GIVEN INSTRUCTION: Copy out each line of the material in which the word "paciente" appears.

++++++++

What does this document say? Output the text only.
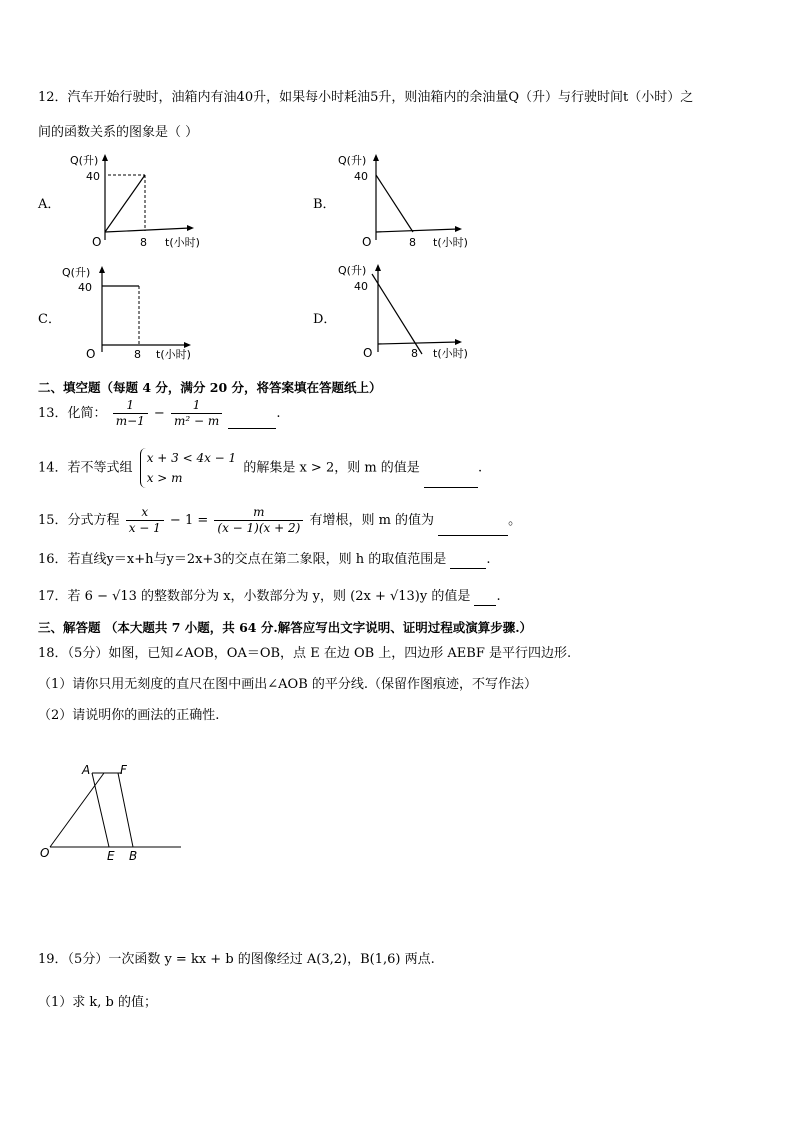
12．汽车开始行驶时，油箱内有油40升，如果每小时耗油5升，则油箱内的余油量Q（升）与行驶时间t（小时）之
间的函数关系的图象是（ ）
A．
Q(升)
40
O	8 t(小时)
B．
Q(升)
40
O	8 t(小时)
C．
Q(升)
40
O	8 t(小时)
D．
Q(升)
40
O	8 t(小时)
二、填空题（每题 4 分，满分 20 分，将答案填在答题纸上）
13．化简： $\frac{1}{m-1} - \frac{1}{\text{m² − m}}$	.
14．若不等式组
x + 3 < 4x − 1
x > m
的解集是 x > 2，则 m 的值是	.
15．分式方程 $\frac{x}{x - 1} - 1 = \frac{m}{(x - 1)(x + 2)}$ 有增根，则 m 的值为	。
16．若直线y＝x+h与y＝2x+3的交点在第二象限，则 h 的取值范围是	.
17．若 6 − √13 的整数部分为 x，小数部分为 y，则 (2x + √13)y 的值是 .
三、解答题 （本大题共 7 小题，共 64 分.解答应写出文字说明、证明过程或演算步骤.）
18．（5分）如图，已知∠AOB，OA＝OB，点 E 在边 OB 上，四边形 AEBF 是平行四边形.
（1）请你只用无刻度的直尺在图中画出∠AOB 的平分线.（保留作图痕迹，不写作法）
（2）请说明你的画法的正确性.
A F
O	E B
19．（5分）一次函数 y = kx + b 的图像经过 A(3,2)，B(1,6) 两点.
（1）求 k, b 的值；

++++++++

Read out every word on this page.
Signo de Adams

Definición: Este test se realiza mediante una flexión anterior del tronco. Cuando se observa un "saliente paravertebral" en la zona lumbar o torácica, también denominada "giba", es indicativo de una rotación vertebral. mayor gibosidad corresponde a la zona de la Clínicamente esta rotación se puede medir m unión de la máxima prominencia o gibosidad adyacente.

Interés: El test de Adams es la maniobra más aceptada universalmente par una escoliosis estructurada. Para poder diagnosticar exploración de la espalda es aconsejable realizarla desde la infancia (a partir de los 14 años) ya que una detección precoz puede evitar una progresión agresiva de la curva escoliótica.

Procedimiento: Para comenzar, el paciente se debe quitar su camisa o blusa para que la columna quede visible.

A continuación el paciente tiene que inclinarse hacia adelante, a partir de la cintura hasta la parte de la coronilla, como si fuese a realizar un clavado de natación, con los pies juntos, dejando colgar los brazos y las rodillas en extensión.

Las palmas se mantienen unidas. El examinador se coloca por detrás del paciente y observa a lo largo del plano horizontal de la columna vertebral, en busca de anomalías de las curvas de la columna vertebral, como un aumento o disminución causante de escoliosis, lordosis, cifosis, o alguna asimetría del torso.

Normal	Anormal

++++++++

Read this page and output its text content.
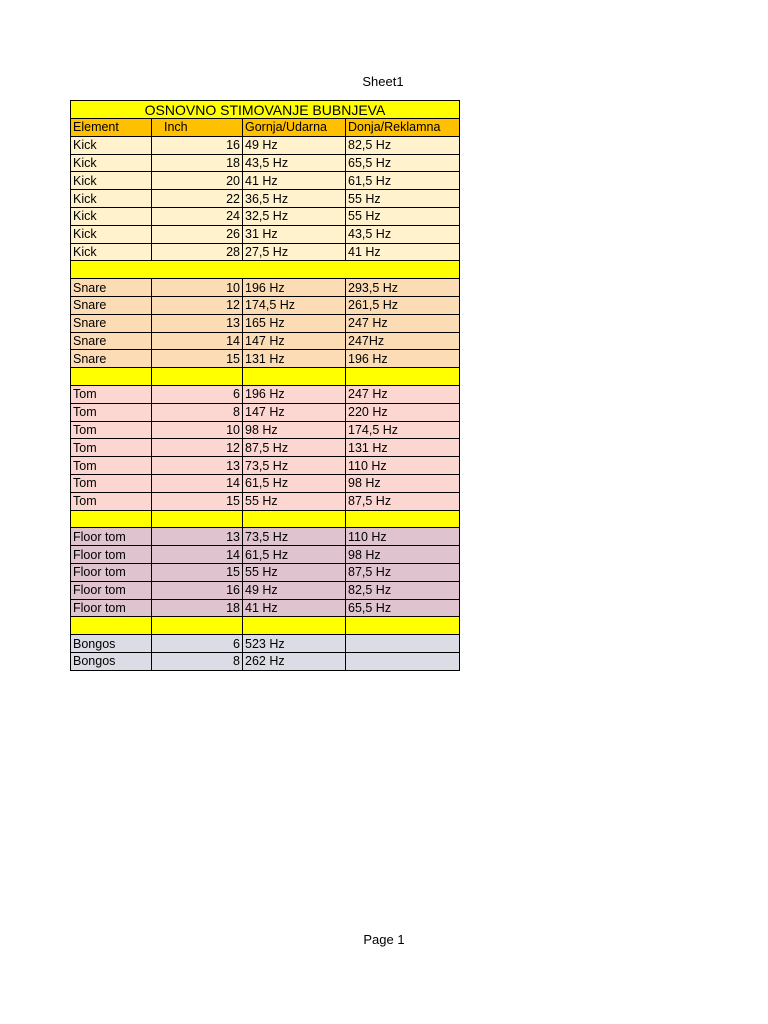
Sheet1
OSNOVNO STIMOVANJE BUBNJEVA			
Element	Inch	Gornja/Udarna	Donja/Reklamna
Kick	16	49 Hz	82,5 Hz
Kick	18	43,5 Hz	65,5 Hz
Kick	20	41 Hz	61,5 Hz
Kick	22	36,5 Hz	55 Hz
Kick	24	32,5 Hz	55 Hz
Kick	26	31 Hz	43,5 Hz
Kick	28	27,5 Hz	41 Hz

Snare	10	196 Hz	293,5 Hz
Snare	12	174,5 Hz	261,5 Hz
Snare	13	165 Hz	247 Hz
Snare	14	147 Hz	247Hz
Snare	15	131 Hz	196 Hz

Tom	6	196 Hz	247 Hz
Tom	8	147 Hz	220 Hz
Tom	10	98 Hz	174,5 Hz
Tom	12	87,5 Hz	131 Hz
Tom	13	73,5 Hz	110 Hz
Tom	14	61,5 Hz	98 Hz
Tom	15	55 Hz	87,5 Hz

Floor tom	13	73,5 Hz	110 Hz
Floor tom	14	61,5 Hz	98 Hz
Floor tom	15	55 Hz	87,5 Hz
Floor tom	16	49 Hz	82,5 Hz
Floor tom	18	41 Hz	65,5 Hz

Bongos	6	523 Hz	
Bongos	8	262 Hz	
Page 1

++++++++

IN RESPONSE:
Procedimiento: Para comenzar, el paciente se debe quitar su camisa o blusa para que la columna quede visible.
A continuación el paciente tiene que inclinarse hacia adelante, a partir de la cintura hasta la parte de la coronilla, como si fuese a realizar un clavado de natación, con los pies juntos, dejando colgar los brazos y las rodillas en extensión.
Las palmas se mantienen unidas. El examinador se coloca por detrás del paciente y observa a lo largo del plano horizontal de la columna vertebral, en busca de anomalías de las curvas de la columna vertebral, como un aumento o disminución causante de escoliosis, lordosis, cifosis, o alguna asimetría del torso.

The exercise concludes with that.